OBJECTIVE: What follows is a set of records; restate each one word for word and drop the pictures.

## Begin DATA LISTING

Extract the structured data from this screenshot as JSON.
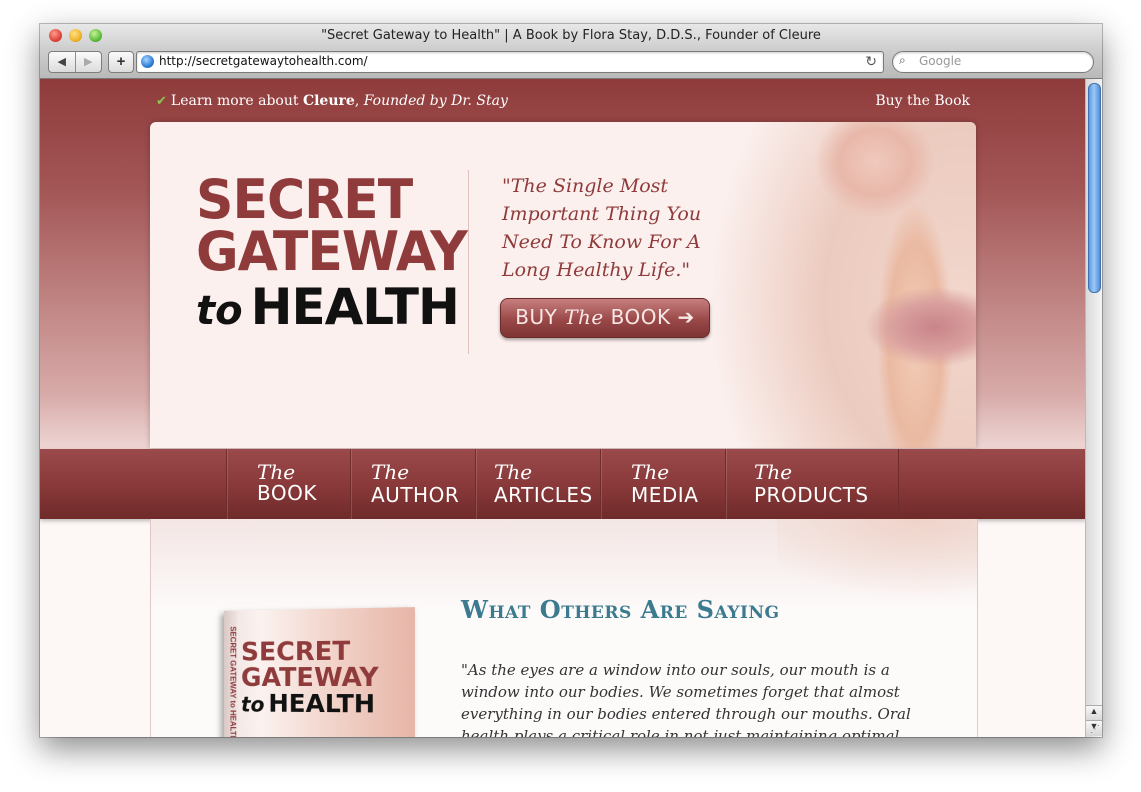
{
  "window": {
    "title": "\"Secret Gateway to Health\" | A Book by Flora Stay, D.D.S., Founder of Cleure"
  },
  "toolbar": {
    "back_label": "◀",
    "forward_label": "▶",
    "add_label": "+",
    "url": "http://secretgatewaytohealth.com/",
    "reload_icon": "↻",
    "search_placeholder": "Google",
    "search_icon": "⌕"
  },
  "topbar": {
    "check_icon": "✔",
    "learn_prefix": "Learn more about ",
    "learn_brand": "Cleure",
    "learn_sep": ", ",
    "learn_suffix": "Founded by Dr. Stay",
    "buy_link": "Buy the Book"
  },
  "hero": {
    "logo_line1": "SECRET",
    "logo_line2": "GATEWAY",
    "logo_to": "to",
    "logo_health": "HEALTH",
    "tagline": "\"The Single Most Important Thing You Need To Know For A Long Healthy Life.\"",
    "buy_button_pre": "BUY ",
    "buy_button_the": "The",
    "buy_button_post": " BOOK ➔"
  },
  "nav": {
    "items": [
      {
        "the": "The",
        "word": "BOOK"
      },
      {
        "the": "The",
        "word": "AUTHOR"
      },
      {
        "the": "The",
        "word": "ARTICLES"
      },
      {
        "the": "The",
        "word": "MEDIA"
      },
      {
        "the": "The",
        "word": "PRODUCTS"
      }
    ]
  },
  "content": {
    "book_spine": "SECRET GATEWAY to HEALTH",
    "book_title1": "SECRET",
    "book_title2": "GATEWAY",
    "book_to": "to",
    "book_health": "HEALTH",
    "heading": "What Others Are Saying",
    "quote": "\"As the eyes are a window into our souls, our mouth is a window into our bodies. We sometimes forget that almost everything in our bodies entered through our mouths. Oral health plays a critical role in not just maintaining optimal health, but in the diagnosis"
  },
  "colors": {
    "brand": "#8f3b3b",
    "heading": "#3b7a8f",
    "nav_bg": "#8a3a3a"
  }
}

## End DATA LISTING

SOLVED EXERCISE:
Extract the structured data from this screenshot as JSON.
{
  "window": {
    "title": "\"Secret Gateway to Health\" | A Book by Flora Stay, D.D.S., Founder of Cleure"
  },
  "toolbar": {
    "back_label": "◀",
    "forward_label": "▶",
    "add_label": "+",
    "url": "http://secretgatewaytohealth.com/",
    "reload_icon": "↻",
    "search_placeholder": "Google",
    "search_icon": "⌕"
  },
  "topbar": {
    "check_icon": "✔",
    "learn_prefix": "Learn more about ",
    "learn_brand": "Cleure",
    "learn_sep": ", ",
    "learn_suffix": "Founded by Dr. Stay",
    "buy_link": "Buy the Book"
  },
  "hero": {
    "logo_line1": "SECRET",
    "logo_line2": "GATEWAY",
    "logo_to": "to",
    "logo_health": "HEALTH",
    "tagline": "\"The Single Most Important Thing You Need To Know For A Long Healthy Life.\"",
    "buy_button_pre": "BUY ",
    "buy_button_the": "The",
    "buy_button_post": " BOOK ➔"
  },
  "nav": {
    "items": [
      {
        "the": "The",
        "word": "BOOK"
      },
      {
        "the": "The",
        "word": "AUTHOR"
      },
      {
        "the": "The",
        "word": "ARTICLES"
      },
      {
        "the": "The",
        "word": "MEDIA"
      },
      {
        "the": "The",
        "word": "PRODUCTS"
      }
    ]
  },
  "content": {
    "book_spine": "SECRET GATEWAY to HEALTH",
    "book_title1": "SECRET",
    "book_title2": "GATEWAY",
    "book_to": "to",
    "book_health": "HEALTH",
    "heading": "What Others Are Saying",
    "quote": "\"As the eyes are a window into our souls, our mouth is a window into our bodies. We sometimes forget that almost everything in our bodies entered through our mouths. Oral health plays a critical role in not just maintaining optimal health, but in the diagnosis"
  },
  "colors": {
    "brand": "#8f3b3b",
    "heading": "#3b7a8f",
    "nav_bg": "#8a3a3a"
  }
}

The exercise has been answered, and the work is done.